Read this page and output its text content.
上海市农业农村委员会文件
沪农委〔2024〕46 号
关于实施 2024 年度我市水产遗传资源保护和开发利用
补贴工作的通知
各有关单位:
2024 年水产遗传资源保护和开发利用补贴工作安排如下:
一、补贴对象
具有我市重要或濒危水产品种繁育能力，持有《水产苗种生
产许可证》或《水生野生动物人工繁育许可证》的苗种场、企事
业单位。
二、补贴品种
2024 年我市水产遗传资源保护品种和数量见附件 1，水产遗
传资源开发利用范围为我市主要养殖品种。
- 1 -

########

→ TASK: Reproduce every record, matching each line exactly.

→ EXERCISE RESULT:
Read this page and output its text content.
上海市农业农村委员会文件
沪农委〔2024〕46 号
关于实施 2024 年度我市水产遗传资源保护和开发利用
补贴工作的通知
各有关单位:
2024 年水产遗传资源保护和开发利用补贴工作安排如下:
一、补贴对象
具有我市重要或濒危水产品种繁育能力，持有《水产苗种生
产许可证》或《水生野生动物人工繁育许可证》的苗种场、企事
业单位。
二、补贴品种
2024 年我市水产遗传资源保护品种和数量见附件 1，水产遗
传资源开发利用范围为我市主要养殖品种。
- 1 -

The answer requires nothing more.